BEGIN RECORDS TO PROCESS
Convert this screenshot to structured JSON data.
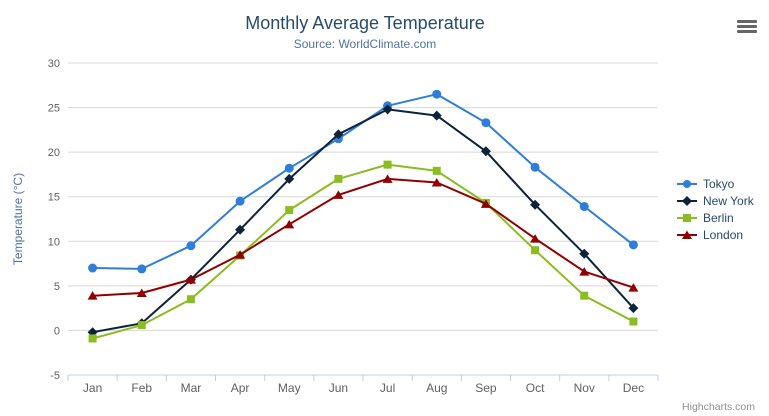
{
  "style": {
    "background": "#ffffff",
    "title_color": "#274b6d",
    "subtitle_color": "#4d759e",
    "axis_title_color": "#4d759e",
    "tick_label_color": "#606060",
    "grid_line_color": "#d8d8d8",
    "axis_line_color": "#c0d0e0",
    "legend_text_color": "#274b6d",
    "credits_color": "#909090",
    "context_button_color": "#666666"
  },
  "credits": {
    "label": "Highcharts.com"
  },
  "context_menu": {
    "icon": "hamburger-icon"
  },
  "chart_data": {
    "type": "line",
    "title": "Monthly Average Temperature",
    "subtitle": "Source: WorldClimate.com",
    "categories": [
      "Jan",
      "Feb",
      "Mar",
      "Apr",
      "May",
      "Jun",
      "Jul",
      "Aug",
      "Sep",
      "Oct",
      "Nov",
      "Dec"
    ],
    "xlabel": "",
    "ylabel": "Temperature (°C)",
    "ylim": [
      -5,
      30
    ],
    "ytick_interval": 5,
    "yticks": [
      -5,
      0,
      5,
      10,
      15,
      20,
      25,
      30
    ],
    "grid": true,
    "legend_position": "right",
    "series": [
      {
        "name": "Tokyo",
        "color": "#2f7ed8",
        "marker": "circle",
        "values": [
          7.0,
          6.9,
          9.5,
          14.5,
          18.2,
          21.5,
          25.2,
          26.5,
          23.3,
          18.3,
          13.9,
          9.6
        ]
      },
      {
        "name": "New York",
        "color": "#0d233a",
        "marker": "diamond",
        "values": [
          -0.2,
          0.8,
          5.7,
          11.3,
          17.0,
          22.0,
          24.8,
          24.1,
          20.1,
          14.1,
          8.6,
          2.5
        ]
      },
      {
        "name": "Berlin",
        "color": "#8bbc21",
        "marker": "square",
        "values": [
          -0.9,
          0.6,
          3.5,
          8.4,
          13.5,
          17.0,
          18.6,
          17.9,
          14.3,
          9.0,
          3.9,
          1.0
        ]
      },
      {
        "name": "London",
        "color": "#910000",
        "marker": "triangle",
        "values": [
          3.9,
          4.2,
          5.7,
          8.5,
          11.9,
          15.2,
          17.0,
          16.6,
          14.2,
          10.3,
          6.6,
          4.8
        ]
      }
    ]
  }
}
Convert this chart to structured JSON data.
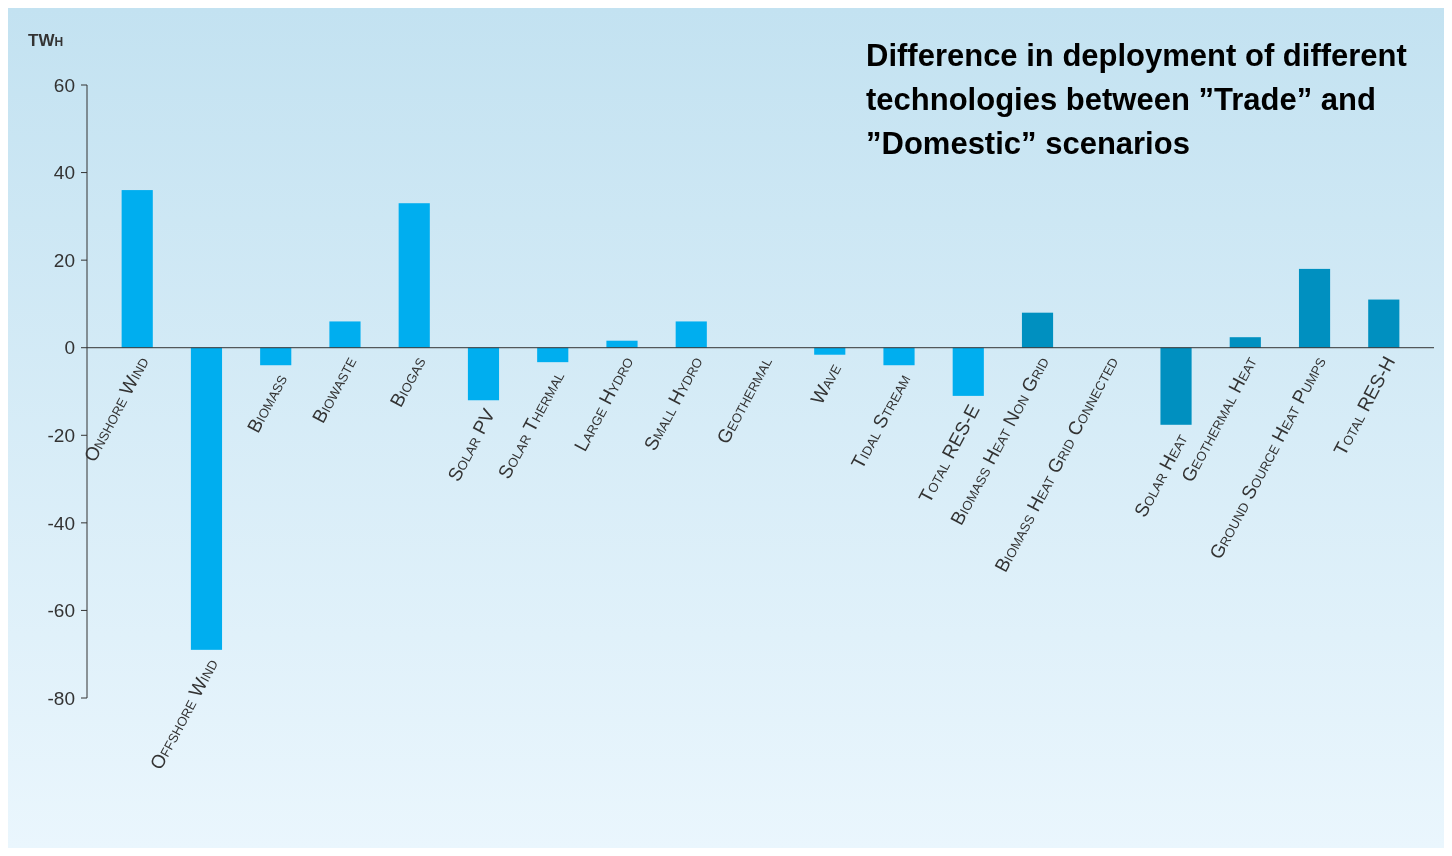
END RECORDS TO PROCESS
| WRITTEN EXERCISE |
In the entries above, find each line with the word "name" and copy it.

| RESULT OF THE TASK |
        "name": "Tokyo",
        "name": "New York",
        "name": "Berlin",
        "name": "London",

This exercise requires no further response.